Directions for this task:
Check each line of the material. Copy those containing "title".

Figure content listings
-- BEGIN --
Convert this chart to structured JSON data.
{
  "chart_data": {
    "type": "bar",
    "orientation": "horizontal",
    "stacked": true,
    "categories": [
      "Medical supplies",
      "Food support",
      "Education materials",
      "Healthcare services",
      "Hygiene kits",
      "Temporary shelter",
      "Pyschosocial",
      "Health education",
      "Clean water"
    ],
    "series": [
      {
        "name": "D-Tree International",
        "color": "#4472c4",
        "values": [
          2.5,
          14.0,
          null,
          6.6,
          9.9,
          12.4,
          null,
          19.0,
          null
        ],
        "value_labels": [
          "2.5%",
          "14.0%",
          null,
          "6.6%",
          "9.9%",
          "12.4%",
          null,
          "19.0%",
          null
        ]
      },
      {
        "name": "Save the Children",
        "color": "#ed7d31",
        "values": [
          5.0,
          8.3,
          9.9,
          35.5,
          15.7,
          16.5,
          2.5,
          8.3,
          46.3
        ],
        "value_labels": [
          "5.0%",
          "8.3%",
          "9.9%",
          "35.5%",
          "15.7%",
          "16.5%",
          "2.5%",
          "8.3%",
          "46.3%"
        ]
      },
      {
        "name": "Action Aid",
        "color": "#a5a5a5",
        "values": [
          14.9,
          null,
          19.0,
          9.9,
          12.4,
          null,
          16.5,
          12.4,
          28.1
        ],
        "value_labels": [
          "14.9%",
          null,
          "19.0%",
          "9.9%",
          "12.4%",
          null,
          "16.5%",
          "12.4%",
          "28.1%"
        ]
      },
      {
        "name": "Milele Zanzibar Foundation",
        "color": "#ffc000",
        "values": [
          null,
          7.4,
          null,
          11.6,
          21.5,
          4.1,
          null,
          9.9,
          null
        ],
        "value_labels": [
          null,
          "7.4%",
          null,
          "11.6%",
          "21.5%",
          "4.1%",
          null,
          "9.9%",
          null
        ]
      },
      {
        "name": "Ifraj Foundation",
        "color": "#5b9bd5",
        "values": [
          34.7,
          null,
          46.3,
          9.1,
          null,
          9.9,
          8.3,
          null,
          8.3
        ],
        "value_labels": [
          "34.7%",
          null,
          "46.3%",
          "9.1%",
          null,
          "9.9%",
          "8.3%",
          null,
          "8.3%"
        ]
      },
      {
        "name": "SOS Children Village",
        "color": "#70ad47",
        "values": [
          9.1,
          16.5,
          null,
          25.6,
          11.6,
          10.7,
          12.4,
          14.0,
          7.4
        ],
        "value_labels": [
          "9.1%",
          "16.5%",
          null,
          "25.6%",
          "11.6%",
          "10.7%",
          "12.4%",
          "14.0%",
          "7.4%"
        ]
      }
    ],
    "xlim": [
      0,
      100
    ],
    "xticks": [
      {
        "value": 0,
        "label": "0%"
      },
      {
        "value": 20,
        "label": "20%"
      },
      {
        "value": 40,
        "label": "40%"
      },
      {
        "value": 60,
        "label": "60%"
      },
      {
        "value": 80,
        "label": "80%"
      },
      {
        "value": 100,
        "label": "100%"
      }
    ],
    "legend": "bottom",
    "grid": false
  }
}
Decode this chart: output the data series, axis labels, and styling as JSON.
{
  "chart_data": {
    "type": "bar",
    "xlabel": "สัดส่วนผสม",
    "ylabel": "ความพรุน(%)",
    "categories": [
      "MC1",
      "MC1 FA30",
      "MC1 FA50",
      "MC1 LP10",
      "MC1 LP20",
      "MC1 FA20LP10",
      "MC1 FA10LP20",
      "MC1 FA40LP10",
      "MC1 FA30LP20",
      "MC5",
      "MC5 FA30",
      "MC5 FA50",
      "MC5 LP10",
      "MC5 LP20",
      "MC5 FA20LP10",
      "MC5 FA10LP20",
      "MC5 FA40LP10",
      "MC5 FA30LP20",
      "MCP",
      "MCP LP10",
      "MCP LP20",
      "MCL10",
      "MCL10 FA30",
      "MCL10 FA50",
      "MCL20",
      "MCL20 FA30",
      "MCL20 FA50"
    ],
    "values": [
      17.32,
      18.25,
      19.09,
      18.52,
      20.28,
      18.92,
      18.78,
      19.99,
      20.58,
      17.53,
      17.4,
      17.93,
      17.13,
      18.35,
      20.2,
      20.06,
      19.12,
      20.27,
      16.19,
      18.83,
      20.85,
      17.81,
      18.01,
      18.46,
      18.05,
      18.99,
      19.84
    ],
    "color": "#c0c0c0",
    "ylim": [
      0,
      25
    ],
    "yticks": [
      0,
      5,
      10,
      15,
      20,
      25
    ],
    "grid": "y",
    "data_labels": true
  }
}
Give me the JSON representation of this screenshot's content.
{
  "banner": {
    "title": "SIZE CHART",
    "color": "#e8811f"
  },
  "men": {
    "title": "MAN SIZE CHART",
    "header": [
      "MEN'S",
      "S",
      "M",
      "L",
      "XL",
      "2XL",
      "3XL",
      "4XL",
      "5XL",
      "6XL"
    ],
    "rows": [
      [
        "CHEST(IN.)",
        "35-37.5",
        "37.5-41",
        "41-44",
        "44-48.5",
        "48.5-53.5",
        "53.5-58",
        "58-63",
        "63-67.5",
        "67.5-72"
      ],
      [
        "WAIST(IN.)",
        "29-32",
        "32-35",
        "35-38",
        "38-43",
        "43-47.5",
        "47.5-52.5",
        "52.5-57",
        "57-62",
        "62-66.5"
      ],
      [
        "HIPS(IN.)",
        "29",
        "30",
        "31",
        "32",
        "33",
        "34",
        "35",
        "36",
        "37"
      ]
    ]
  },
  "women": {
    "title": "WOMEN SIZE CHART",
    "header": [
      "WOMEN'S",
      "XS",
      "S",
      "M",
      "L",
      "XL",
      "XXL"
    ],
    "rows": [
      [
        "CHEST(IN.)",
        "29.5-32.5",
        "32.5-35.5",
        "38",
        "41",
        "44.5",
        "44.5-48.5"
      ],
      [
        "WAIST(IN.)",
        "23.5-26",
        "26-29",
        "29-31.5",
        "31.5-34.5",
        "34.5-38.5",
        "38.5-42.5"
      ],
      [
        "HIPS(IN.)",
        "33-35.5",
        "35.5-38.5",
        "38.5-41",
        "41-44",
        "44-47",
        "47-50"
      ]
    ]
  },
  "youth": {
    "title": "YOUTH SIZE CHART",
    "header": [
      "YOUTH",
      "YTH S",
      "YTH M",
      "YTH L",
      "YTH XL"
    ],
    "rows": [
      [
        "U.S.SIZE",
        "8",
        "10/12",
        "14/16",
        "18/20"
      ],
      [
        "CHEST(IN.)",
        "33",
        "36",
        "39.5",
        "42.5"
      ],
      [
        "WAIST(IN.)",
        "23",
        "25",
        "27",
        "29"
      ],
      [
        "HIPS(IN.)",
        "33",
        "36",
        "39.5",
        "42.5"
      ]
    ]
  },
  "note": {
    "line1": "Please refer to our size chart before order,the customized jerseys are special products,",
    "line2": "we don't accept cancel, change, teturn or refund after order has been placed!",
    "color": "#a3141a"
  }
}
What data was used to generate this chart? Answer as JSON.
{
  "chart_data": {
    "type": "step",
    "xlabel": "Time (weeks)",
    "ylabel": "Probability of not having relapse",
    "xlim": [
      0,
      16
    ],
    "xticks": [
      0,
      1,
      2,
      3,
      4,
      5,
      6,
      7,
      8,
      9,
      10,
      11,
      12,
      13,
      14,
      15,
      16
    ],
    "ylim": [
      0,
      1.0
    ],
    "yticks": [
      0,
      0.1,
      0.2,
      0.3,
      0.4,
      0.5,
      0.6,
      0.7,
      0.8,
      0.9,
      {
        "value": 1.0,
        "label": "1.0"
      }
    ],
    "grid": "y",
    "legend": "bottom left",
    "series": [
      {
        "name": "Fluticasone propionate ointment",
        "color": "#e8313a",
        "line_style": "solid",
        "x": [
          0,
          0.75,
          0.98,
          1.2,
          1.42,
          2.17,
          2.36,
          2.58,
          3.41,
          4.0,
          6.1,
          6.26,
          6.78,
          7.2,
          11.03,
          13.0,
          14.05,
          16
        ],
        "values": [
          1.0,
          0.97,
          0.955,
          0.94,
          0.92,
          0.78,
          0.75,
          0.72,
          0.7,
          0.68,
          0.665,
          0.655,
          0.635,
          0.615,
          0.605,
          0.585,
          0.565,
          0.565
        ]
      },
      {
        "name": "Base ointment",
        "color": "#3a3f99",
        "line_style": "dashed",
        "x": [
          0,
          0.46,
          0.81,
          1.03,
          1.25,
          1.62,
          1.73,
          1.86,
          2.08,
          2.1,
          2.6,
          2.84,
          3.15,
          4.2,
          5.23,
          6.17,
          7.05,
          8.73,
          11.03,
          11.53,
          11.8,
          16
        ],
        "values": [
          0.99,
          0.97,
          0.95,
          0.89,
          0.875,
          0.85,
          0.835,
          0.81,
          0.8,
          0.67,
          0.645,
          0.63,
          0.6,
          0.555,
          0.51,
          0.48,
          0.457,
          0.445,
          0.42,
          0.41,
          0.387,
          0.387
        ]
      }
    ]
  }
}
-- END --
Exercise output:
    "title": "SIZE CHART",
    "title": "MAN SIZE CHART",
    "title": "WOMEN SIZE CHART",
    "title": "YOUTH SIZE CHART",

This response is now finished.